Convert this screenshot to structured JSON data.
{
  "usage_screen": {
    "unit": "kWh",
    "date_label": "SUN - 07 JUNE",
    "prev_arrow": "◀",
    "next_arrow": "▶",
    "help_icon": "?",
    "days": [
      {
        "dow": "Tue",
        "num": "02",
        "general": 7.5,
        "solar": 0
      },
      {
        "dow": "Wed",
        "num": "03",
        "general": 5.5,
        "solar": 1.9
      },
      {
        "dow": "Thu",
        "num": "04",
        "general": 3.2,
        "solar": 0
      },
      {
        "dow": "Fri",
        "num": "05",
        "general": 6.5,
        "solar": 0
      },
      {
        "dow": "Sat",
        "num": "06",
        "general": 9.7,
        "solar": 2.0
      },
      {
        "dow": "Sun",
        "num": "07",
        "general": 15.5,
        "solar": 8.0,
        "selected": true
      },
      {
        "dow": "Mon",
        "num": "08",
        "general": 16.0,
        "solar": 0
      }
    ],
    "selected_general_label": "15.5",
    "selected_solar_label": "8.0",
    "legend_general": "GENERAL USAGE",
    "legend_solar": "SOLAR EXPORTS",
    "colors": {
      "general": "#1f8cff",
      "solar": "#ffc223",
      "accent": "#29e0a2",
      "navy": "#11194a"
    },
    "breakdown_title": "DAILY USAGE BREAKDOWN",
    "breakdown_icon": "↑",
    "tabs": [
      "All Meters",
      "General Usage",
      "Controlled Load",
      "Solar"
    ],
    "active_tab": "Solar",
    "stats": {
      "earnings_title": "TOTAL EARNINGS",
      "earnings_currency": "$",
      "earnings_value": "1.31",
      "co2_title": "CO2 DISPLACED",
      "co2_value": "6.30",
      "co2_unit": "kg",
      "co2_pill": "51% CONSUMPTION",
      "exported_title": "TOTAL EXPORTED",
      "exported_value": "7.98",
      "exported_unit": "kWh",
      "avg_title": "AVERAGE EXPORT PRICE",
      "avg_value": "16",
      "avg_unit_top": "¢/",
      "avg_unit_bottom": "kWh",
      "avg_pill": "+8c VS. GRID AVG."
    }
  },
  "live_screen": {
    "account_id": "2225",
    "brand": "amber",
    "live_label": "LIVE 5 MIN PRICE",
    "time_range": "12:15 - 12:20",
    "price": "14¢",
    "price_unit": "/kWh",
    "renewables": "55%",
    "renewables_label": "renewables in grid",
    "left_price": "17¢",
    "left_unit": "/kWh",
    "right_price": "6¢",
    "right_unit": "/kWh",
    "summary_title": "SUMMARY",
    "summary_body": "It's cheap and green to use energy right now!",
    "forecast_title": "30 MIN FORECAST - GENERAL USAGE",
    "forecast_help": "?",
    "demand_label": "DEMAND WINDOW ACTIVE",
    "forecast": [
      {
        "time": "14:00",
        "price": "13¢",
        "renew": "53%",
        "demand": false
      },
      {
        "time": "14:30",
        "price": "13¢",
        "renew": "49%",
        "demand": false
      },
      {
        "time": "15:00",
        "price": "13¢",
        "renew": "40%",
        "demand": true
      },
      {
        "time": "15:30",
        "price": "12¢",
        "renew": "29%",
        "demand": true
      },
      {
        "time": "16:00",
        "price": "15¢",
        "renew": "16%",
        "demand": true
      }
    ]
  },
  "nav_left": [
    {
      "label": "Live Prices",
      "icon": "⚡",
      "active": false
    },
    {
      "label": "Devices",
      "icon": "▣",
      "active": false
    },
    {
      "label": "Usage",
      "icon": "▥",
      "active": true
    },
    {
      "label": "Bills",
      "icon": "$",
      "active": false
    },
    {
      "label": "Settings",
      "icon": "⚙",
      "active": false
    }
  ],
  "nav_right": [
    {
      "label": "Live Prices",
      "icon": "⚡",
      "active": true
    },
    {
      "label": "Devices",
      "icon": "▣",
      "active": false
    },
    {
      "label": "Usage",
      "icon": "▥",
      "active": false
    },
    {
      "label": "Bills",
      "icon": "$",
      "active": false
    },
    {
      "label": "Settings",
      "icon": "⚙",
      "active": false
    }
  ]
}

::::

▶ **Instructions for the task**
Reproduce the data in its entirety, matching each character.

▶ **Solved problem**
Convert this screenshot to structured JSON data.
{
  "usage_screen": {
    "unit": "kWh",
    "date_label": "SUN - 07 JUNE",
    "prev_arrow": "◀",
    "next_arrow": "▶",
    "help_icon": "?",
    "days": [
      {
        "dow": "Tue",
        "num": "02",
        "general": 7.5,
        "solar": 0
      },
      {
        "dow": "Wed",
        "num": "03",
        "general": 5.5,
        "solar": 1.9
      },
      {
        "dow": "Thu",
        "num": "04",
        "general": 3.2,
        "solar": 0
      },
      {
        "dow": "Fri",
        "num": "05",
        "general": 6.5,
        "solar": 0
      },
      {
        "dow": "Sat",
        "num": "06",
        "general": 9.7,
        "solar": 2.0
      },
      {
        "dow": "Sun",
        "num": "07",
        "general": 15.5,
        "solar": 8.0,
        "selected": true
      },
      {
        "dow": "Mon",
        "num": "08",
        "general": 16.0,
        "solar": 0
      }
    ],
    "selected_general_label": "15.5",
    "selected_solar_label": "8.0",
    "legend_general": "GENERAL USAGE",
    "legend_solar": "SOLAR EXPORTS",
    "colors": {
      "general": "#1f8cff",
      "solar": "#ffc223",
      "accent": "#29e0a2",
      "navy": "#11194a"
    },
    "breakdown_title": "DAILY USAGE BREAKDOWN",
    "breakdown_icon": "↑",
    "tabs": [
      "All Meters",
      "General Usage",
      "Controlled Load",
      "Solar"
    ],
    "active_tab": "Solar",
    "stats": {
      "earnings_title": "TOTAL EARNINGS",
      "earnings_currency": "$",
      "earnings_value": "1.31",
      "co2_title": "CO2 DISPLACED",
      "co2_value": "6.30",
      "co2_unit": "kg",
      "co2_pill": "51% CONSUMPTION",
      "exported_title": "TOTAL EXPORTED",
      "exported_value": "7.98",
      "exported_unit": "kWh",
      "avg_title": "AVERAGE EXPORT PRICE",
      "avg_value": "16",
      "avg_unit_top": "¢/",
      "avg_unit_bottom": "kWh",
      "avg_pill": "+8c VS. GRID AVG."
    }
  },
  "live_screen": {
    "account_id": "2225",
    "brand": "amber",
    "live_label": "LIVE 5 MIN PRICE",
    "time_range": "12:15 - 12:20",
    "price": "14¢",
    "price_unit": "/kWh",
    "renewables": "55%",
    "renewables_label": "renewables in grid",
    "left_price": "17¢",
    "left_unit": "/kWh",
    "right_price": "6¢",
    "right_unit": "/kWh",
    "summary_title": "SUMMARY",
    "summary_body": "It's cheap and green to use energy right now!",
    "forecast_title": "30 MIN FORECAST - GENERAL USAGE",
    "forecast_help": "?",
    "demand_label": "DEMAND WINDOW ACTIVE",
    "forecast": [
      {
        "time": "14:00",
        "price": "13¢",
        "renew": "53%",
        "demand": false
      },
      {
        "time": "14:30",
        "price": "13¢",
        "renew": "49%",
        "demand": false
      },
      {
        "time": "15:00",
        "price": "13¢",
        "renew": "40%",
        "demand": true
      },
      {
        "time": "15:30",
        "price": "12¢",
        "renew": "29%",
        "demand": true
      },
      {
        "time": "16:00",
        "price": "15¢",
        "renew": "16%",
        "demand": true
      }
    ]
  },
  "nav_left": [
    {
      "label": "Live Prices",
      "icon": "⚡",
      "active": false
    },
    {
      "label": "Devices",
      "icon": "▣",
      "active": false
    },
    {
      "label": "Usage",
      "icon": "▥",
      "active": true
    },
    {
      "label": "Bills",
      "icon": "$",
      "active": false
    },
    {
      "label": "Settings",
      "icon": "⚙",
      "active": false
    }
  ],
  "nav_right": [
    {
      "label": "Live Prices",
      "icon": "⚡",
      "active": true
    },
    {
      "label": "Devices",
      "icon": "▣",
      "active": false
    },
    {
      "label": "Usage",
      "icon": "▥",
      "active": false
    },
    {
      "label": "Bills",
      "icon": "$",
      "active": false
    },
    {
      "label": "Settings",
      "icon": "⚙",
      "active": false
    }
  ]
}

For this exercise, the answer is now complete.